MATERIAL SUPPLIED -
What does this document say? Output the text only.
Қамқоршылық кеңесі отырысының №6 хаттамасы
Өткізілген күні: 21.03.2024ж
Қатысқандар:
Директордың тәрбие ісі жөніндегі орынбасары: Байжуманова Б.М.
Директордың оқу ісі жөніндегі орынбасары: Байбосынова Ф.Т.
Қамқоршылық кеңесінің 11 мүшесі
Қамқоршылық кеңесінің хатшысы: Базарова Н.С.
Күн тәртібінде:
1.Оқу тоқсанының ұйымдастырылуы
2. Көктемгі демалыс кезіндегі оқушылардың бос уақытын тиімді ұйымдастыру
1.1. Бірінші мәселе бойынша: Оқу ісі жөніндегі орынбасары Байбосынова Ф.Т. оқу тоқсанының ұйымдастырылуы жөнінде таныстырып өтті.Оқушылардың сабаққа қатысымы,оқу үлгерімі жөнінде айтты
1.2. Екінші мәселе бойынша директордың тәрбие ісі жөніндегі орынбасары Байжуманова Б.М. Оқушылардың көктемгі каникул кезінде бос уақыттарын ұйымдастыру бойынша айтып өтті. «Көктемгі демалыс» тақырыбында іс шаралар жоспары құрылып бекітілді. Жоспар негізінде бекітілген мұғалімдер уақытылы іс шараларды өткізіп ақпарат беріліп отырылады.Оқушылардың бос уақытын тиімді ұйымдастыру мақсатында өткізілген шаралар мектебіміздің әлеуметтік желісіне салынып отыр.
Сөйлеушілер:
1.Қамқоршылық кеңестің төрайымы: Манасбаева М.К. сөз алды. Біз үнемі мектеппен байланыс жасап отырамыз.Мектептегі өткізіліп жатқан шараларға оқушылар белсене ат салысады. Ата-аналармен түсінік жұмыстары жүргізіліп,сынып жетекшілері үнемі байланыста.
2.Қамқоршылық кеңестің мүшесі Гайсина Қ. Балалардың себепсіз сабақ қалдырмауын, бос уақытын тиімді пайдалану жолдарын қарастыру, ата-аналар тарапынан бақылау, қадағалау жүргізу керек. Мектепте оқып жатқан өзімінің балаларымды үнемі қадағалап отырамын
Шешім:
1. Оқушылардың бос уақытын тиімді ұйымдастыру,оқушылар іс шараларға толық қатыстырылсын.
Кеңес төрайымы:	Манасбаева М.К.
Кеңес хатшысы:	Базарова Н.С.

SHORT TASK -
Can you reproduce all the material exactly?

OUTPUT -
What does this document say? Output the text only.
Қамқоршылық кеңесі отырысының №6 хаттамасы
Өткізілген күні: 21.03.2024ж
Қатысқандар:
Директордың тәрбие ісі жөніндегі орынбасары: Байжуманова Б.М.
Директордың оқу ісі жөніндегі орынбасары: Байбосынова Ф.Т.
Қамқоршылық кеңесінің 11 мүшесі
Қамқоршылық кеңесінің хатшысы: Базарова Н.С.
Күн тәртібінде:
1.Оқу тоқсанының ұйымдастырылуы
2. Көктемгі демалыс кезіндегі оқушылардың бос уақытын тиімді ұйымдастыру
1.1. Бірінші мәселе бойынша: Оқу ісі жөніндегі орынбасары Байбосынова Ф.Т. оқу тоқсанының ұйымдастырылуы жөнінде таныстырып өтті.Оқушылардың сабаққа қатысымы,оқу үлгерімі жөнінде айтты
1.2. Екінші мәселе бойынша директордың тәрбие ісі жөніндегі орынбасары Байжуманова Б.М. Оқушылардың көктемгі каникул кезінде бос уақыттарын ұйымдастыру бойынша айтып өтті. «Көктемгі демалыс» тақырыбында іс шаралар жоспары құрылып бекітілді. Жоспар негізінде бекітілген мұғалімдер уақытылы іс шараларды өткізіп ақпарат беріліп отырылады.Оқушылардың бос уақытын тиімді ұйымдастыру мақсатында өткізілген шаралар мектебіміздің әлеуметтік желісіне салынып отыр.
Сөйлеушілер:
1.Қамқоршылық кеңестің төрайымы: Манасбаева М.К. сөз алды. Біз үнемі мектеппен байланыс жасап отырамыз.Мектептегі өткізіліп жатқан шараларға оқушылар белсене ат салысады. Ата-аналармен түсінік жұмыстары жүргізіліп,сынып жетекшілері үнемі байланыста.
2.Қамқоршылық кеңестің мүшесі Гайсина Қ. Балалардың себепсіз сабақ қалдырмауын, бос уақытын тиімді пайдалану жолдарын қарастыру, ата-аналар тарапынан бақылау, қадағалау жүргізу керек. Мектепте оқып жатқан өзімінің балаларымды үнемі қадағалап отырамын
Шешім:
1. Оқушылардың бос уақытын тиімді ұйымдастыру,оқушылар іс шараларға толық қатыстырылсын.
Кеңес төрайымы:	Манасбаева М.К.
Кеңес хатшысы:	Базарова Н.С.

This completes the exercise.